Şanlıurfa Birecik’ten Ümral Duman: “Cinlere kendi içerisinden peygamberler gelmiş midir? Bu konuyla ilgili bir bilgi var mıdır?”
Cinlere kendi içlerinden peygamber gelmemiştir. Çünkü insanın yeryüzünün halifesi 1 sıfatı ile yaratılmış olması dolayısıyla, cinler insanlara tâbî olmuşlar, insandan gelen peygamberlere uymakla yükümlü kılınmışlardır.
Cinler kendi yaratılış özellikleri gereği diledikleri takdirde insanlarla iletişime geçebilmektedirler. Kaldı ki söz konusu bir peygambere ulaşmak olduğunda; cinlerden her isteyenin, insanların kâfir, müşrik ve münafıklarından çok daha önce ve derhal o peygambere ulaşıp ondan ders almasında cinler açısından hiçbir zorluk yoktur.
Nitekim Kur’ân’da yer yer kimi peygamberlerin, meselâ Süleyman Aleyhisselâmın cinlerle zaman zaman kurduğu muhtelif iletişimlere rastlıyoruz: “Süleyman’ın, cinlerden, insanlardan ve kuşlardan meydana gelen orduları onun önünde toplandı. Hep birlikte düzenli olarak sevk ediliyorlardı.” 2
Sebe Sûresi âyetleri de şöyle bildiriyor: “Süleyman’ın emrine de, sabah esişi bir ay, akşam esişi de bir ay(lık yol) olan rüzgârı verdik. Erimiş bakır ocağını da ona sel gibi akıttık. Cinlerden de Rabbinin izniyle onun önünde çalışanlar vardı. İçlerinden kim bizim emrimizden çıkarsa, ona alevli ateş azabını tattırırız. Cinler, Süleyman için dilediği biçimde kaleler, heykeller, havuz gibi çanaklar ve sabit kazanlar yapıyorlardı. Ey Davûd ailesi, şükredin! Kullarımdan şükredenler pek azdır. Süleyman’ın ölümüne hükmettiğimiz zaman, onun ölümünü onlara ancak değneğini yemekte olan bir kurt gösterdi. Süleyman’ın cesedi yıkılınca cinler anladılar ki, eğer gaybı bilmiş olsalardı aşağılayıcı azap içinde kalmamış olacaklardı.” 3
Peygamber Efendimize (asm) defalarca cinlerden gruplar gelirler, Müslüman olurlar ve giderlerdi. Bunu Kur’ân şöyle bildiriyor: “Hani Kur’ân’ı dinlemek üzere cinlerden bir grubu sana yöneltmiştik. Onlar, onun huzuruna gelince birbirlerine, ‘Susun!’ dediler. Kur’ân’ın okunması bitince de uyarıcı olarak kavimlerine döndüler.” 4 Bir diğer âyet şöyledir: “(Ey Muhammed!) De ki: ‘Bana cinlerden bir topluluğun (Kur’ân’ı) dinleyip şöyle dedikleri vahyedildi: ‘Şüphesiz biz doğruya ileten hayranlık verici bir Kur’ân dinledik de ona inandık. Artık, Rabbimize hiç kimseyi asla ortak koşmayacağız.’” 5 Şu âyette de cinlerin Peygamber Efendimizi (asm) nasıl hulus-u kalple dinlediklerini anlamamız zor değildir: “Allah’ın kulu (Hz. Peygamber) kalkmış O’na duâ ederken, neredeyse (cinler) onun etrafında keçe gibi birbirlerine geçeceklerdi.” 6
Sinan Tekin: “İnsanlara Peygamberimizin isimleri, Kur’ân-ı Kerim’den isimler veriliyor. Sonra bu isimlerin yazıldığı kâğıtlar yerlerde geziyor ve insanlar bunları çöpe atıyor, üstüne basıyor. Bu doğru bir şey mi?”

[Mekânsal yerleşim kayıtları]
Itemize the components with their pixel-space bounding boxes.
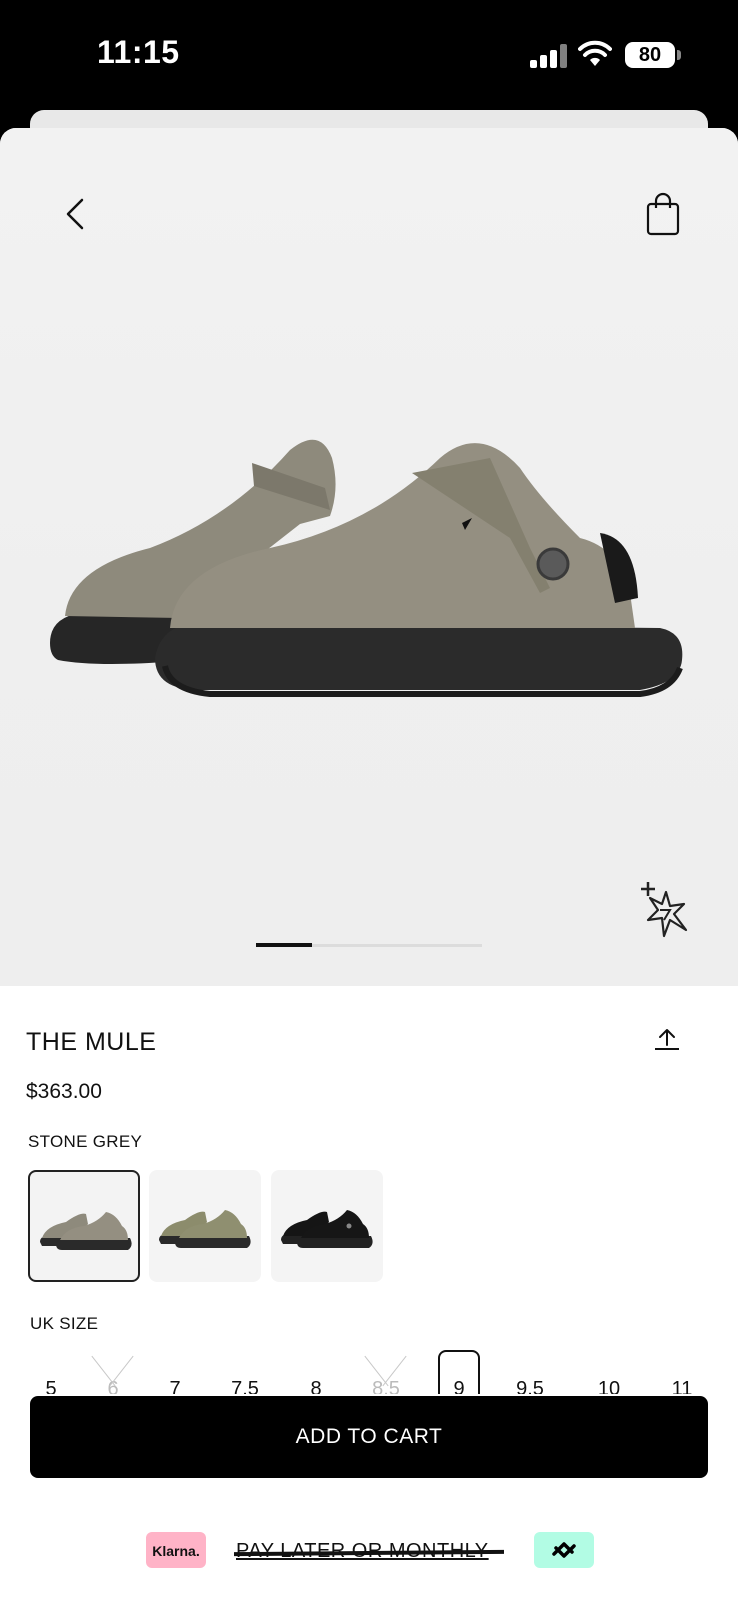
chevron-left-icon xyxy=(66,198,84,230)
product-sheet: THE MULE $363.00 STONE GREY UK SIZE 5 6 … xyxy=(0,128,738,1600)
size-option[interactable]: 5 xyxy=(19,1350,83,1394)
swatch-image xyxy=(159,1210,251,1248)
sparkle-button[interactable] xyxy=(640,880,692,940)
size-option-sold-out[interactable]: 8.5 xyxy=(354,1350,418,1394)
shopping-bag-icon xyxy=(646,192,680,236)
wifi-icon xyxy=(578,40,612,66)
swatch-image xyxy=(281,1210,373,1248)
battery-tip xyxy=(677,50,681,60)
color-swatch-stone-grey[interactable] xyxy=(28,1170,140,1282)
share-button[interactable] xyxy=(652,1023,682,1055)
shopping-bag-button[interactable] xyxy=(643,190,683,238)
battery-indicator: 80 xyxy=(625,42,675,68)
product-title: THE MULE xyxy=(26,1028,157,1056)
color-swatch-black[interactable] xyxy=(271,1170,383,1282)
selected-color-name: STONE GREY xyxy=(28,1132,143,1151)
cellular-signal-icon xyxy=(530,44,567,68)
size-option-selected[interactable]: 9 xyxy=(438,1350,480,1394)
product-price: $363.00 xyxy=(26,1080,102,1103)
size-option[interactable]: 7 xyxy=(143,1350,207,1394)
product-image xyxy=(50,439,683,697)
product-image-gallery[interactable] xyxy=(0,128,738,986)
afterpay-badge[interactable] xyxy=(534,1532,594,1568)
size-option[interactable]: 7.5 xyxy=(213,1350,277,1394)
size-option[interactable]: 9.5 xyxy=(498,1350,562,1394)
klarna-badge[interactable]: Klarna. xyxy=(146,1532,206,1568)
afterpay-logo-icon xyxy=(552,1542,576,1558)
sparkle-icon xyxy=(641,882,688,938)
status-bar: 11:15 80 xyxy=(0,0,738,110)
back-button[interactable] xyxy=(58,190,94,238)
swatch-image xyxy=(40,1212,132,1250)
size-label: UK SIZE xyxy=(30,1314,99,1333)
image-pager-active xyxy=(256,943,312,947)
image-pager xyxy=(256,943,482,947)
size-option-sold-out[interactable]: 6 xyxy=(81,1350,145,1394)
add-to-cart-button[interactable]: ADD TO CART xyxy=(30,1396,708,1478)
size-option[interactable]: 8 xyxy=(284,1350,348,1394)
color-swatch-olive[interactable] xyxy=(149,1170,261,1282)
share-upload-icon xyxy=(655,1029,679,1050)
status-time: 11:15 xyxy=(97,34,180,70)
size-option[interactable]: 10 xyxy=(577,1350,641,1394)
size-option[interactable]: 11 xyxy=(650,1350,714,1394)
size-selector: 5 6 7 7.5 8 8.5 9 9.5 10 11 xyxy=(0,1350,738,1394)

Yapılacaklar:
A. Cinler ve peygamberler üzerine metne göre aşağıdaki soruları yanıtlayın:
(i) Süleyman'ın önünde toplanan orduları nelerden meydana geliyordu?
(ii) Sebe Sûresi âyetlerine göre Süleyman'ın ölümünü onlara ne gösterdi?
(iii) Kur'ân'ı dinlemeye yöneltilen cinler, huzura gelince birbirlerine ne dediler?
B. Şu ifadelerin cinler ve peygamberler üzerine metne uyup uymadığını belirtin:
(i) Cinlere kendi içlerinden peygamber gelmiştir.
(ii) Süleyman'a verilen rüzgârın sabah esişi bir aylık yoldu.
(iii) Cinler, Süleyman için kaleler ve heykeller yapıyorlardı.
C. Cinler ve peygamberler üzerine metni, son cümlesinin ardından sürdürün.
Kayıtların bu alıştırmada hiçbir rolü yoktur.

Alıştırma sonuçları:
A.
(i) Cinlerden, insanlardan ve kuşlardan.
(ii) Değneğini yemekte olan bir kurt.
(iii) "Susun!"

B.
(i) Hayır: "Cinlere kendi içlerinden peygamber gelmemiştir."
(ii) Evet: "sabah esişi bir ay, akşam esişi de bir ay(lık yol) olan rüzgârı verdik"
(iii) Evet: "Cinler, Süleyman için dilediği biçimde kaleler, heykeller, havuz gibi çanaklar ve sabit kazanlar yapıyorlardı."

C.
Hüsn-ü zan yapma imkânı varken sû-i zan yapmaya ve niyetinizin sıhhatini bozmaya gerek yoktur. Niyetinizi bozmayın ve sahih tutun. Yerde bir peygamber ismi gördüğünüzde onun kasıtlı olarak ve saygısızlık amacıyla oraya atıldığını düşünmeyin. Hüsn-ü zan yürütün. Yerin de Allah’ın mülkü olduğunu düşünün. Bu konuda uyarabileceğiniz birisine rastlarsanız tabiî ki uyarın. Yerden kaldırma imkânınız varsa şüphesiz kaldırın. Bu imkânlara sahip olmadığınızda, en azından hüsn-ü zan yürütün.
Gül Hanım: “Çocukları namaza alıştırırken nelere dikkat etmeliyiz ve nasıl bir yol izlemeliyiz? Ödül vererek yaptırmak ileride bir sorun teşkil eder mi?”
Çocuklarımıza iyi örnek olmak, onları ibadete ve namaza alıştırmanın en fıtrî yoludur. Önce kendimiz yapmalıyız. Çocuklarımız bizde gördükçe yapmak isteyeceklerdir. Eğer bizim noksanlarımız varsa, önce kendi noksanlarımızı gidermemiz gerekir.
Diğer yandan onları teşvik etmek, onlara namazı sevdirmek, niçin namaz kıldığımızı akılları seviyesince anlatmak, sorularına elimizden geldiği kadar mantıklı cevap vermek, onları kendimize muhatap almak, hataları olduğunda bağışlayıcı olmak, onları küçümsememek, sorularını önemsemek, onlarla iyi iletişim kurmak onlara namazı ve ibadetleri sevdirmenin en etkin yollarından. Peygamber Efendimiz’in (asm) bildirdiği gibi, “Müjdeleyici olmak, nefret ettirici olmamak, kolaylaştırıcı olmak, zorlaştırıcı olmamak” önemli bir tebliğ metodu. Çocuklarımızla ilgili olarak bu metodu ihmal etmeyelim.
Bazen ödül teşvik edici olabilir, fakat her defasında ödül vermek sağlıklı olmaz. İbadet için maksat olarak Allah rızasını göstermek lâzım.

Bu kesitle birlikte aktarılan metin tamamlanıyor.